**Task directions**
Filter the records for lines holding the string "página".

**Excerpted records**
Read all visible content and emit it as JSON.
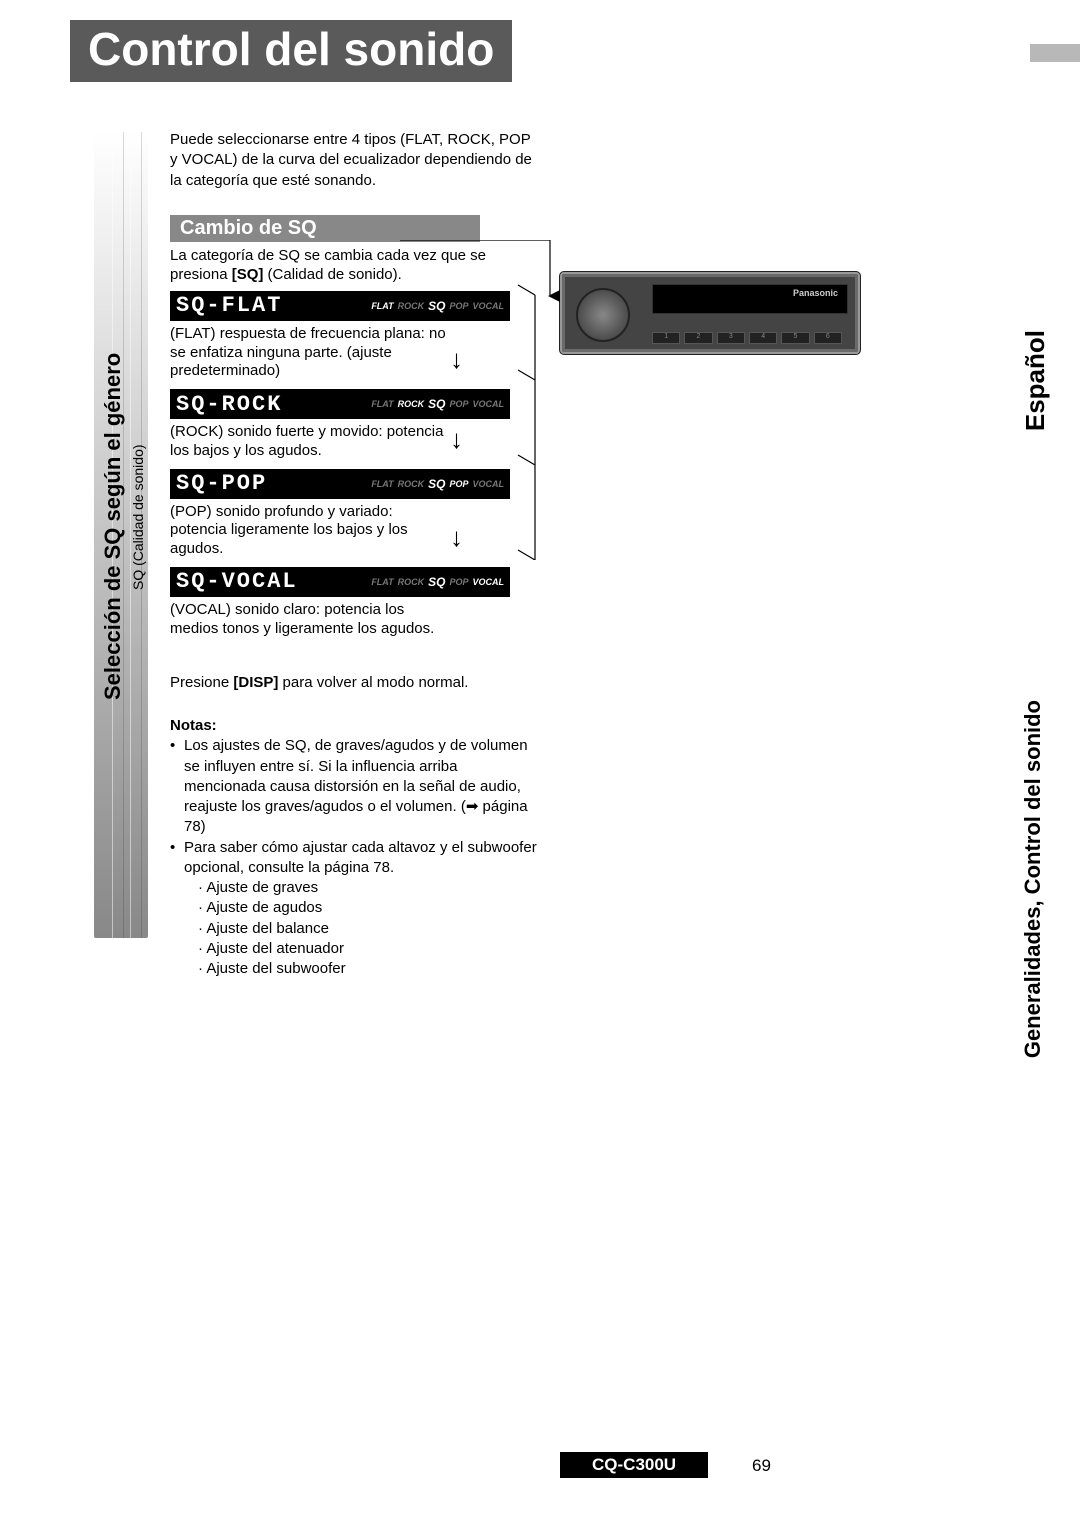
{
  "title": "Control del sonido",
  "side_left": {
    "main": "Selección de SQ según el género",
    "sub": "SQ (Calidad de sonido)"
  },
  "side_right": {
    "main": "Generalidades, Control del sonido",
    "lang": "Español"
  },
  "intro": "Puede seleccionarse entre 4 tipos (FLAT, ROCK, POP y VOCAL) de la curva del ecualizador dependiendo de la categoría que esté sonando.",
  "section_header": "Cambio de SQ",
  "section_desc_pre": "La categoría de SQ se cambia cada vez que se presiona ",
  "section_desc_bold": "[SQ]",
  "section_desc_post": " (Calidad de sonido).",
  "sq_modes": [
    {
      "name": "SQ-FLAT",
      "active": "FLAT",
      "desc": "(FLAT) respuesta de frecuencia plana: no se enfatiza ninguna parte. (ajuste predeterminado)",
      "arrow": true
    },
    {
      "name": "SQ-ROCK",
      "active": "ROCK",
      "desc": "(ROCK) sonido fuerte y movido: potencia los bajos y los agudos.",
      "arrow": true
    },
    {
      "name": "SQ-POP",
      "active": "POP",
      "desc": "(POP) sonido profundo y variado: potencia ligeramente los bajos y los agudos.",
      "arrow": true
    },
    {
      "name": "SQ-VOCAL",
      "active": "VOCAL",
      "desc": "(VOCAL) sonido claro: potencia los medios tonos y ligeramente los agudos.",
      "arrow": false
    }
  ],
  "icon_labels": [
    "FLAT",
    "ROCK",
    "SQ",
    "POP",
    "VOCAL"
  ],
  "press_disp_pre": "Presione ",
  "press_disp_bold": "[DISP]",
  "press_disp_post": " para volver al modo normal.",
  "notes_header": "Notas:",
  "notes": [
    "Los ajustes de SQ, de graves/agudos y de volumen se influyen entre sí. Si la influencia arriba mencionada causa distorsión en la señal de audio, reajuste los graves/agudos o el volumen. (➡ página 78)",
    "Para saber cómo ajustar cada altavoz y el subwoofer opcional, consulte la página 78."
  ],
  "sub_notes": [
    "Ajuste de graves",
    "Ajuste de agudos",
    "Ajuste del balance",
    "Ajuste del atenuador",
    "Ajuste del subwoofer"
  ],
  "radio": {
    "brand": "Panasonic",
    "buttons": [
      "1",
      "2",
      "3",
      "4",
      "5",
      "6"
    ]
  },
  "footer": {
    "model": "CQ-C300U",
    "page": "69"
  },
  "colors": {
    "title_bg": "#5a5a5a",
    "section_bg": "#888888",
    "display_bg": "#000000",
    "tab_bg": "#b8b8b8"
  }
}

**Written solution**
    "Los ajustes de SQ, de graves/agudos y de volumen se influyen entre sí. Si la influencia arriba mencionada causa distorsión en la señal de audio, reajuste los graves/agudos o el volumen. (➡ página 78)",
    "Para saber cómo ajustar cada altavoz y el subwoofer opcional, consulte la página 78."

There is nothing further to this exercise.